**Provided passage:**

Floral barolo recs

At the price point, I’d say Burlotto’s Acclivi or Brovia’s Rocche. Both have been mentioned, so I’m not covering new ground, but I think they’re both good examples. I think Vajra’s Bricco del Viole is another good one, though I’m personally not a huge fan of that bottling.

Ambrogio is in the commune of Roddi, a tiny hill near Verduno, not far from the Tanaro River, so it might resemble Monvigliero. But Scavino’s wines often have a marked new oak overlay.

The Martinenga Barbaresco from Marchesi Di Gresy contains about 20% Nebbiolo Rose. I also believe the Pajore Cru in Barbaresco has some Rose planted in it. How much it contains varies depends on who you ask

I think that Levi highlighted Cascina Baricchi Rose delle Casasse as the only other wine made with 100% Nebbiolo Rose clone.

It’s not Barolo, but the Columbera & Garella 2016 Costa Della Sesia fits this profile nicely, and is a great wine for the price. 70% Nebbiolo but rather less rustic than many nebbish blends. Fantastic match with my hot turkey sandwich.

I might even narrow down Verduno further, to Burlotto’s Acclivi and Monvigliero. Alessandria’s on the radar there too, though not quite in the same class quite yet.

B. Giacosa. Always a floral top note (rose & violet), more so in their Barbaresco but also the Baroli. Price may be an issue.

POTY for understatement.

As some have already mentioned, my first answer was Barbaresco. As I considered the question in the conrext of Barolo, examples that came to mind included Podere e Cantina’s Classico, E. Grasso Chiniera, and B. Giacosa.

But, it can depend on a number of factors, which means it’s less consistent, for me, in Barolo, than the Barbaresco wines which I find are more often tending toward floral.

I’ve just finished a tasting of all the 2016 Sottimano wines here at the farm (new F. Freres barrique is 15% these days), including an en primeuer tasting of the Basarin (a new Cru for them), and I have to say these are the wines I’d always knew were possible - utterly stunning. And, all have floral to spare, with Cotta being a minor exception - these are the finest wines I’ve ever tasted here. They are already sold out (i. e. importer reservations) for all of their 2016s - buy without hesitation.

+1 on Sottimano. Had a great visit with Andrea last year. The 2016s are indeed stunning. Super family.

I don’t usually associate leather or tobacco with nebbiolo, not do I find many “funky”, but see that you don’t care for “truffle, iron and balsamic” which is clearly in many of them. Not sure I can help you.

**Exercises:**
**A)** From the floral Barolo thread, reproduce the part that opens with the words containing "I might even" and closes with "and B. Giacosa.".
**B)** According to the floral Barolo thread, roughly what share of the Martinenga Barbaresco from Marchesi Di Gresy is Nebbiolo Rose?

**Record list:**
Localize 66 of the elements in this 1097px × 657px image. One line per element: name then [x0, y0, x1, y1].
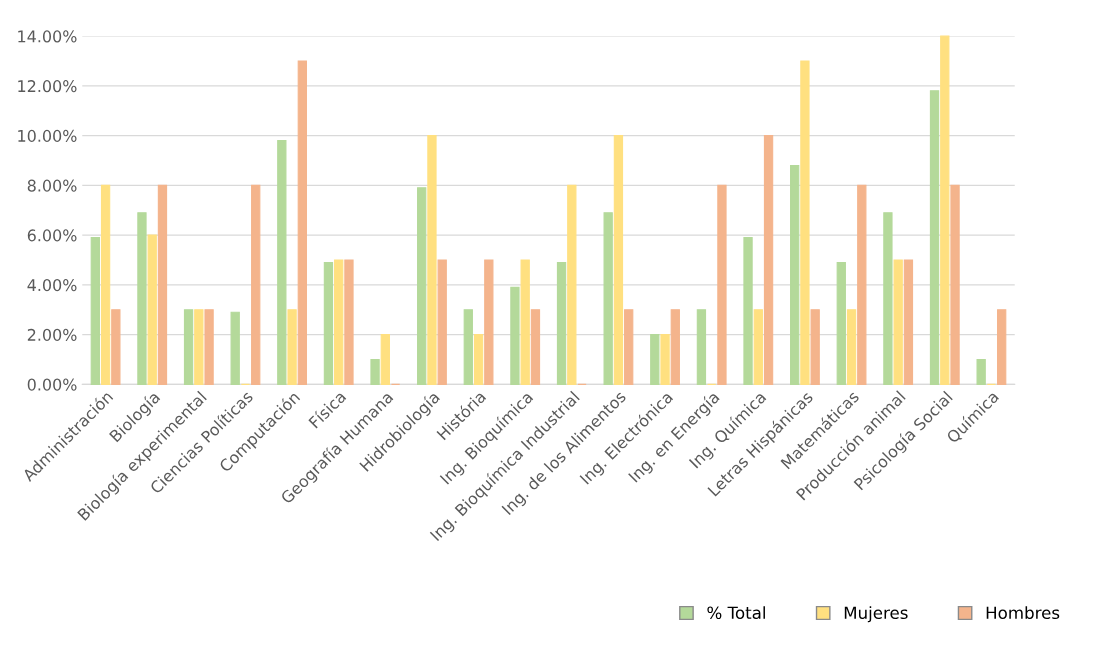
bar — [137, 212, 147, 385]
bar — [753, 309, 763, 385]
bar — [836, 261, 846, 385]
bar — [183, 309, 194, 385]
bar — [929, 90, 940, 385]
bar — [297, 60, 307, 385]
y-tick-label: 6.00% — [27, 229, 77, 242]
bar — [100, 184, 111, 385]
bar — [790, 164, 800, 385]
bar — [660, 334, 670, 385]
bar — [846, 309, 857, 385]
bar — [940, 35, 950, 385]
bar — [624, 309, 634, 385]
bar — [567, 184, 577, 385]
y-tick-label: 0.00% — [27, 378, 77, 391]
y-tick-label: 10.00% — [18, 129, 77, 142]
bar — [556, 261, 567, 385]
bar — [857, 184, 867, 385]
y-tick-label: 2.00% — [27, 328, 77, 341]
bar — [277, 140, 287, 385]
y-tick-label: 12.00% — [18, 80, 77, 93]
bar — [370, 358, 380, 385]
y-tick-label: 14.00% — [18, 30, 77, 43]
bar — [976, 358, 986, 385]
bar — [696, 309, 707, 385]
bar — [147, 234, 157, 385]
bar — [510, 286, 520, 385]
bar — [997, 309, 1007, 385]
bar — [427, 135, 437, 385]
bar — [194, 309, 204, 385]
bar — [893, 259, 903, 385]
bar — [520, 259, 530, 385]
bar — [800, 60, 810, 385]
bar — [323, 261, 334, 385]
bar — [950, 184, 960, 385]
bar — [380, 334, 390, 385]
bar — [463, 309, 473, 385]
bar — [603, 212, 613, 385]
bar — [670, 309, 680, 385]
bar — [650, 334, 660, 385]
legend-label: Mujeres — [844, 606, 908, 623]
bar — [613, 135, 624, 385]
bar — [111, 309, 121, 385]
bar — [90, 237, 100, 385]
bar — [437, 259, 447, 385]
bar — [344, 259, 354, 385]
bar — [763, 135, 774, 385]
bar — [883, 212, 893, 385]
y-tick-label: 8.00% — [27, 179, 77, 192]
bar — [717, 184, 727, 385]
bar — [204, 309, 214, 385]
legend-label: Hombres — [986, 606, 1060, 620]
bar — [810, 309, 820, 385]
bar — [230, 311, 240, 385]
bar — [287, 309, 297, 385]
bar — [530, 309, 541, 385]
bar — [334, 259, 344, 385]
legend-label: % Total — [707, 606, 765, 620]
bar — [484, 259, 494, 385]
bar — [251, 184, 261, 385]
bar — [743, 237, 753, 385]
bar — [417, 187, 427, 385]
y-tick-label: 4.00% — [27, 279, 77, 292]
bar — [903, 259, 914, 385]
bar — [157, 184, 168, 385]
bar — [473, 334, 484, 385]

**Solutions:**
**A)**
I might even narrow down Verduno further, to Burlotto’s Acclivi and Monvigliero. Alessandria’s on the radar there too, though not quite in the same class quite yet.

B. Giacosa. Always a floral top note (rose & violet), more so in their Barbaresco but also the Baroli. Price may be an issue.

POTY for understatement.

As some have already mentioned, my first answer was Barbaresco. As I considered the question in the conrext of Barolo, examples that came to mind included Podere e Cantina’s Classico, E. Grasso Chiniera, and B. Giacosa.

**B)** About 20%.